[WHAT IS NEEDED]: Identify, in the records below, every line where the string "Linear" appears, and copy each such line.

··· DATA SECTION

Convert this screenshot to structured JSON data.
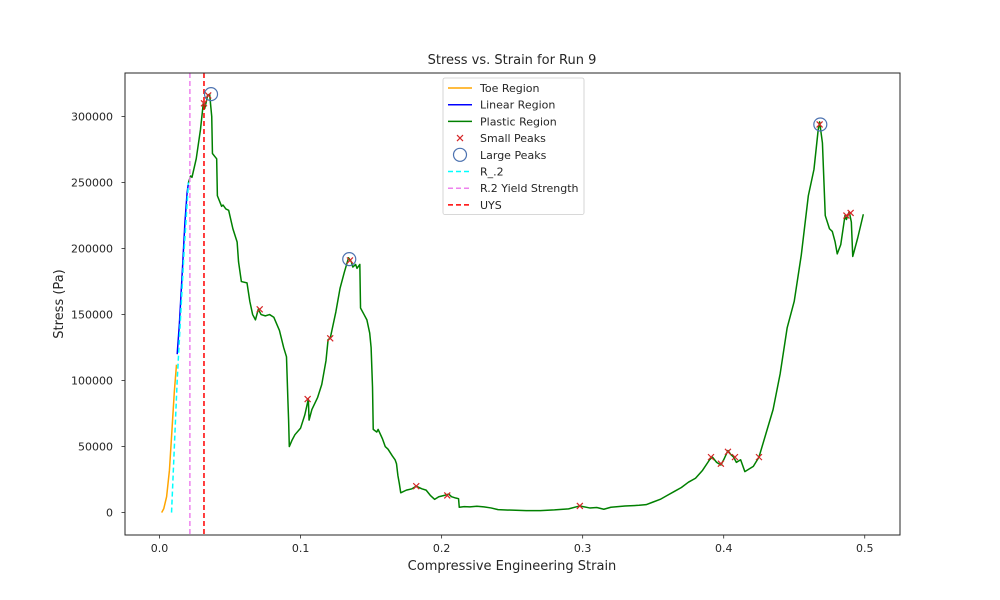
{
  "chart_data": {
    "type": "line",
    "title": "Stress vs. Strain for Run 9",
    "xlabel": "Compressive Engineering Strain",
    "ylabel": "Stress (Pa)",
    "xlim": [
      -0.0245,
      0.525
    ],
    "ylim": [
      -17000,
      333000
    ],
    "x_ticks": [
      0.0,
      0.1,
      0.2,
      0.3,
      0.4,
      0.5
    ],
    "x_tick_labels": [
      "0.0",
      "0.1",
      "0.2",
      "0.3",
      "0.4",
      "0.5"
    ],
    "y_ticks": [
      0,
      50000,
      100000,
      150000,
      200000,
      250000,
      300000
    ],
    "y_tick_labels": [
      "0",
      "50000",
      "100000",
      "150000",
      "200000",
      "250000",
      "300000"
    ],
    "grid": false,
    "legend_position": "top-center",
    "legend": [
      {
        "label": "Toe Region",
        "kind": "line",
        "color": "#ffa500",
        "dash": "solid"
      },
      {
        "label": "Linear Region",
        "kind": "line",
        "color": "#0000ff",
        "dash": "solid"
      },
      {
        "label": "Plastic Region",
        "kind": "line",
        "color": "#008000",
        "dash": "solid"
      },
      {
        "label": "Small Peaks",
        "kind": "x-marker",
        "color": "#d62728"
      },
      {
        "label": "Large Peaks",
        "kind": "circle-marker",
        "color": "#4c72b0"
      },
      {
        "label": "R_.2",
        "kind": "line",
        "color": "#00ffff",
        "dash": "dashed"
      },
      {
        "label": "R.2 Yield Strength",
        "kind": "line",
        "color": "#ee82ee",
        "dash": "dashed"
      },
      {
        "label": "UYS",
        "kind": "line",
        "color": "#ff0000",
        "dash": "dashed"
      }
    ],
    "series": [
      {
        "name": "Toe Region",
        "color": "#ffa500",
        "dash": "solid",
        "points": [
          [
            0.0015,
            0
          ],
          [
            0.003,
            3000
          ],
          [
            0.005,
            12000
          ],
          [
            0.007,
            32000
          ],
          [
            0.009,
            66000
          ],
          [
            0.0105,
            92000
          ],
          [
            0.012,
            112000
          ]
        ]
      },
      {
        "name": "Linear Region",
        "color": "#0000ff",
        "dash": "solid",
        "points": [
          [
            0.0125,
            120000
          ],
          [
            0.014,
            142000
          ],
          [
            0.016,
            180000
          ],
          [
            0.018,
            220000
          ],
          [
            0.0195,
            242000
          ],
          [
            0.0205,
            250000
          ]
        ]
      },
      {
        "name": "Plastic Region",
        "color": "#008000",
        "dash": "solid",
        "points": [
          [
            0.0205,
            250000
          ],
          [
            0.022,
            255000
          ],
          [
            0.023,
            254000
          ],
          [
            0.026,
            268000
          ],
          [
            0.029,
            290000
          ],
          [
            0.031,
            310000
          ],
          [
            0.032,
            306000
          ],
          [
            0.0335,
            313000
          ],
          [
            0.034,
            316000
          ],
          [
            0.0355,
            317000
          ],
          [
            0.037,
            300000
          ],
          [
            0.0375,
            272000
          ],
          [
            0.039,
            270000
          ],
          [
            0.0405,
            268000
          ],
          [
            0.041,
            240000
          ],
          [
            0.044,
            232000
          ],
          [
            0.045,
            233000
          ],
          [
            0.047,
            230000
          ],
          [
            0.049,
            229000
          ],
          [
            0.052,
            215000
          ],
          [
            0.055,
            205000
          ],
          [
            0.056,
            190000
          ],
          [
            0.058,
            175000
          ],
          [
            0.062,
            174000
          ],
          [
            0.064,
            160000
          ],
          [
            0.066,
            150000
          ],
          [
            0.068,
            146000
          ],
          [
            0.07,
            154000
          ],
          [
            0.072,
            150000
          ],
          [
            0.075,
            149000
          ],
          [
            0.078,
            150000
          ],
          [
            0.081,
            148000
          ],
          [
            0.085,
            138000
          ],
          [
            0.088,
            125000
          ],
          [
            0.09,
            118000
          ],
          [
            0.091,
            85000
          ],
          [
            0.0915,
            70000
          ],
          [
            0.092,
            50000
          ],
          [
            0.094,
            55000
          ],
          [
            0.096,
            59000
          ],
          [
            0.1,
            64000
          ],
          [
            0.103,
            74000
          ],
          [
            0.1055,
            86000
          ],
          [
            0.106,
            70000
          ],
          [
            0.108,
            78000
          ],
          [
            0.112,
            87000
          ],
          [
            0.115,
            97000
          ],
          [
            0.118,
            115000
          ],
          [
            0.1195,
            131000
          ],
          [
            0.121,
            132000
          ],
          [
            0.122,
            137000
          ],
          [
            0.125,
            152000
          ],
          [
            0.128,
            170000
          ],
          [
            0.131,
            182000
          ],
          [
            0.134,
            193000
          ],
          [
            0.136,
            190000
          ],
          [
            0.137,
            186000
          ],
          [
            0.139,
            188000
          ],
          [
            0.14,
            185000
          ],
          [
            0.142,
            188000
          ],
          [
            0.1425,
            155000
          ],
          [
            0.145,
            150000
          ],
          [
            0.147,
            146000
          ],
          [
            0.149,
            136000
          ],
          [
            0.15,
            125000
          ],
          [
            0.151,
            95000
          ],
          [
            0.1515,
            63000
          ],
          [
            0.154,
            61000
          ],
          [
            0.155,
            63000
          ],
          [
            0.158,
            56000
          ],
          [
            0.16,
            50000
          ],
          [
            0.162,
            48000
          ],
          [
            0.165,
            43000
          ],
          [
            0.167,
            40000
          ],
          [
            0.168,
            37000
          ],
          [
            0.169,
            28000
          ],
          [
            0.17,
            22000
          ],
          [
            0.171,
            15000
          ],
          [
            0.175,
            17000
          ],
          [
            0.179,
            18000
          ],
          [
            0.182,
            20000
          ],
          [
            0.186,
            18000
          ],
          [
            0.189,
            17000
          ],
          [
            0.192,
            13000
          ],
          [
            0.195,
            10000
          ],
          [
            0.198,
            12000
          ],
          [
            0.202,
            13000
          ],
          [
            0.205,
            14000
          ],
          [
            0.207,
            12000
          ],
          [
            0.21,
            11000
          ],
          [
            0.212,
            10500
          ],
          [
            0.2125,
            4000
          ],
          [
            0.216,
            4500
          ],
          [
            0.22,
            4300
          ],
          [
            0.225,
            4800
          ],
          [
            0.23,
            4300
          ],
          [
            0.235,
            3500
          ],
          [
            0.24,
            2200
          ],
          [
            0.25,
            1800
          ],
          [
            0.26,
            1500
          ],
          [
            0.27,
            1500
          ],
          [
            0.28,
            2000
          ],
          [
            0.29,
            2800
          ],
          [
            0.298,
            5000
          ],
          [
            0.305,
            3500
          ],
          [
            0.31,
            3800
          ],
          [
            0.315,
            2500
          ],
          [
            0.32,
            4000
          ],
          [
            0.33,
            5000
          ],
          [
            0.34,
            5500
          ],
          [
            0.345,
            6000
          ],
          [
            0.35,
            8000
          ],
          [
            0.355,
            10000
          ],
          [
            0.36,
            13000
          ],
          [
            0.365,
            16000
          ],
          [
            0.37,
            19000
          ],
          [
            0.375,
            23000
          ],
          [
            0.38,
            26000
          ],
          [
            0.385,
            32000
          ],
          [
            0.39,
            40000
          ],
          [
            0.392,
            42000
          ],
          [
            0.395,
            38000
          ],
          [
            0.398,
            36000
          ],
          [
            0.4,
            40000
          ],
          [
            0.403,
            47000
          ],
          [
            0.405,
            44000
          ],
          [
            0.407,
            42000
          ],
          [
            0.409,
            38000
          ],
          [
            0.412,
            40000
          ],
          [
            0.415,
            31000
          ],
          [
            0.418,
            33000
          ],
          [
            0.421,
            35000
          ],
          [
            0.425,
            42000
          ],
          [
            0.43,
            60000
          ],
          [
            0.435,
            78000
          ],
          [
            0.44,
            105000
          ],
          [
            0.445,
            140000
          ],
          [
            0.45,
            160000
          ],
          [
            0.455,
            195000
          ],
          [
            0.46,
            240000
          ],
          [
            0.464,
            260000
          ],
          [
            0.467,
            290000
          ],
          [
            0.468,
            296000
          ],
          [
            0.47,
            280000
          ],
          [
            0.472,
            225000
          ],
          [
            0.475,
            215000
          ],
          [
            0.477,
            213000
          ],
          [
            0.479,
            205000
          ],
          [
            0.4805,
            196000
          ],
          [
            0.483,
            203000
          ],
          [
            0.486,
            225000
          ],
          [
            0.487,
            222000
          ],
          [
            0.489,
            228000
          ],
          [
            0.4905,
            220000
          ],
          [
            0.4915,
            194000
          ],
          [
            0.495,
            208000
          ],
          [
            0.499,
            226000
          ]
        ]
      },
      {
        "name": "R_.2",
        "color": "#00ffff",
        "dash": "dashed",
        "points": [
          [
            0.0085,
            0
          ],
          [
            0.0105,
            50000
          ],
          [
            0.0125,
            100000
          ],
          [
            0.015,
            150000
          ],
          [
            0.0175,
            200000
          ],
          [
            0.0205,
            250000
          ]
        ]
      }
    ],
    "vertical_lines": [
      {
        "name": "R.2 Yield Strength",
        "x": 0.0215,
        "color": "#ee82ee",
        "dash": "dashed"
      },
      {
        "name": "UYS",
        "x": 0.0315,
        "color": "#ff0000",
        "dash": "dashed"
      }
    ],
    "small_peaks": [
      [
        0.0315,
        310000
      ],
      [
        0.0345,
        316000
      ],
      [
        0.071,
        154000
      ],
      [
        0.105,
        86000
      ],
      [
        0.121,
        132000
      ],
      [
        0.135,
        191000
      ],
      [
        0.182,
        20000
      ],
      [
        0.204,
        13000
      ],
      [
        0.298,
        5000
      ],
      [
        0.391,
        42000
      ],
      [
        0.398,
        37000
      ],
      [
        0.403,
        46000
      ],
      [
        0.408,
        42000
      ],
      [
        0.425,
        42000
      ],
      [
        0.468,
        294000
      ],
      [
        0.487,
        225000
      ],
      [
        0.49,
        227000
      ]
    ],
    "large_peaks": [
      [
        0.0365,
        317000
      ],
      [
        0.1345,
        192000
      ],
      [
        0.4685,
        294000
      ]
    ]
  }
}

······

[RESULT OF THIS TASK]:
        "label": "Linear Region",
        "name": "Linear Region",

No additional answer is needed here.